What needs to be done:
Everything in the listing except the pictures should be written out exactly.

________

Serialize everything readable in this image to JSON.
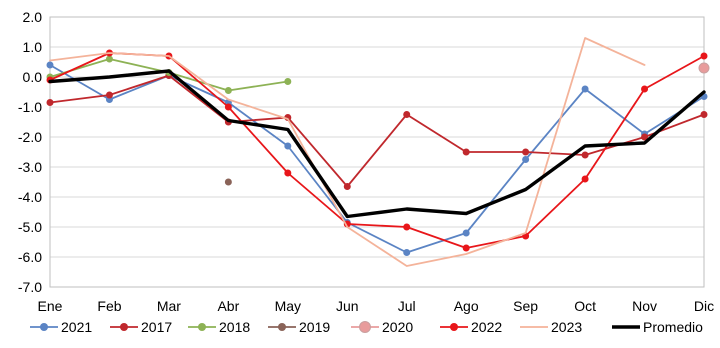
{
  "chart_data": {
    "type": "line",
    "categories": [
      "Ene",
      "Feb",
      "Mar",
      "Abr",
      "May",
      "Jun",
      "Jul",
      "Ago",
      "Sep",
      "Oct",
      "Nov",
      "Dic"
    ],
    "ylim": [
      -7.0,
      2.0
    ],
    "yticks": [
      2.0,
      1.0,
      0.0,
      -1.0,
      -2.0,
      -3.0,
      -4.0,
      -5.0,
      -6.0,
      -7.0
    ],
    "ytick_labels": [
      "2.0",
      "1.0",
      "0.0",
      "-1.0",
      "-2.0",
      "-3.0",
      "-4.0",
      "-5.0",
      "-6.0",
      "-7.0"
    ],
    "grid": true,
    "legend_position": "bottom",
    "series": [
      {
        "name": "2021",
        "color": "#5B84C4",
        "width": 1.8,
        "marker": true,
        "values": [
          0.4,
          -0.75,
          0.05,
          -0.85,
          -2.3,
          -4.85,
          -5.85,
          -5.2,
          -2.75,
          -0.4,
          -1.9,
          -0.65
        ]
      },
      {
        "name": "2017",
        "color": "#C0282D",
        "width": 1.8,
        "marker": true,
        "values": [
          -0.85,
          -0.6,
          0.05,
          -1.5,
          -1.35,
          -3.65,
          -1.25,
          -2.5,
          -2.5,
          -2.6,
          -2.0,
          -1.25
        ]
      },
      {
        "name": "2018",
        "color": "#8DB255",
        "width": 1.8,
        "marker": true,
        "values": [
          0.0,
          0.6,
          0.15,
          -0.45,
          -0.15,
          null,
          null,
          null,
          null,
          null,
          null,
          null
        ]
      },
      {
        "name": "2019",
        "color": "#8A6358",
        "width": 1.8,
        "marker": true,
        "values": [
          null,
          null,
          null,
          -3.5,
          null,
          null,
          null,
          null,
          null,
          null,
          null,
          null
        ]
      },
      {
        "name": "2020",
        "color": "#E89C9C",
        "width": 1.8,
        "marker": true,
        "big_marker": true,
        "values": [
          null,
          null,
          null,
          null,
          null,
          null,
          null,
          null,
          null,
          null,
          null,
          0.3
        ]
      },
      {
        "name": "2022",
        "color": "#E8161A",
        "width": 1.8,
        "marker": true,
        "values": [
          -0.1,
          0.8,
          0.7,
          -1.0,
          -3.2,
          -4.9,
          -5.0,
          -5.7,
          -5.3,
          -3.4,
          -0.4,
          0.7
        ]
      },
      {
        "name": "2023",
        "color": "#F4B39A",
        "width": 1.8,
        "marker": false,
        "values": [
          0.55,
          0.8,
          0.7,
          -0.75,
          -1.4,
          -5.0,
          -6.3,
          -5.9,
          -5.2,
          1.3,
          0.4,
          null
        ]
      },
      {
        "name": "Promedio",
        "color": "#000000",
        "width": 3.4,
        "marker": false,
        "values": [
          -0.15,
          0.0,
          0.2,
          -1.45,
          -1.75,
          -4.65,
          -4.4,
          -4.55,
          -3.75,
          -2.3,
          -2.2,
          -0.5
        ]
      }
    ]
  }
}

________

Response to the exercise:
Serialize everything readable in this image to JSON.
{
  "chart_data": {
    "type": "line",
    "categories": [
      "Ene",
      "Feb",
      "Mar",
      "Abr",
      "May",
      "Jun",
      "Jul",
      "Ago",
      "Sep",
      "Oct",
      "Nov",
      "Dic"
    ],
    "ylim": [
      -7.0,
      2.0
    ],
    "yticks": [
      2.0,
      1.0,
      0.0,
      -1.0,
      -2.0,
      -3.0,
      -4.0,
      -5.0,
      -6.0,
      -7.0
    ],
    "ytick_labels": [
      "2.0",
      "1.0",
      "0.0",
      "-1.0",
      "-2.0",
      "-3.0",
      "-4.0",
      "-5.0",
      "-6.0",
      "-7.0"
    ],
    "grid": true,
    "legend_position": "bottom",
    "series": [
      {
        "name": "2021",
        "color": "#5B84C4",
        "width": 1.8,
        "marker": true,
        "values": [
          0.4,
          -0.75,
          0.05,
          -0.85,
          -2.3,
          -4.85,
          -5.85,
          -5.2,
          -2.75,
          -0.4,
          -1.9,
          -0.65
        ]
      },
      {
        "name": "2017",
        "color": "#C0282D",
        "width": 1.8,
        "marker": true,
        "values": [
          -0.85,
          -0.6,
          0.05,
          -1.5,
          -1.35,
          -3.65,
          -1.25,
          -2.5,
          -2.5,
          -2.6,
          -2.0,
          -1.25
        ]
      },
      {
        "name": "2018",
        "color": "#8DB255",
        "width": 1.8,
        "marker": true,
        "values": [
          0.0,
          0.6,
          0.15,
          -0.45,
          -0.15,
          null,
          null,
          null,
          null,
          null,
          null,
          null
        ]
      },
      {
        "name": "2019",
        "color": "#8A6358",
        "width": 1.8,
        "marker": true,
        "values": [
          null,
          null,
          null,
          -3.5,
          null,
          null,
          null,
          null,
          null,
          null,
          null,
          null
        ]
      },
      {
        "name": "2020",
        "color": "#E89C9C",
        "width": 1.8,
        "marker": true,
        "big_marker": true,
        "values": [
          null,
          null,
          null,
          null,
          null,
          null,
          null,
          null,
          null,
          null,
          null,
          0.3
        ]
      },
      {
        "name": "2022",
        "color": "#E8161A",
        "width": 1.8,
        "marker": true,
        "values": [
          -0.1,
          0.8,
          0.7,
          -1.0,
          -3.2,
          -4.9,
          -5.0,
          -5.7,
          -5.3,
          -3.4,
          -0.4,
          0.7
        ]
      },
      {
        "name": "2023",
        "color": "#F4B39A",
        "width": 1.8,
        "marker": false,
        "values": [
          0.55,
          0.8,
          0.7,
          -0.75,
          -1.4,
          -5.0,
          -6.3,
          -5.9,
          -5.2,
          1.3,
          0.4,
          null
        ]
      },
      {
        "name": "Promedio",
        "color": "#000000",
        "width": 3.4,
        "marker": false,
        "values": [
          -0.15,
          0.0,
          0.2,
          -1.45,
          -1.75,
          -4.65,
          -4.4,
          -4.55,
          -3.75,
          -2.3,
          -2.2,
          -0.5
        ]
      }
    ]
  }
}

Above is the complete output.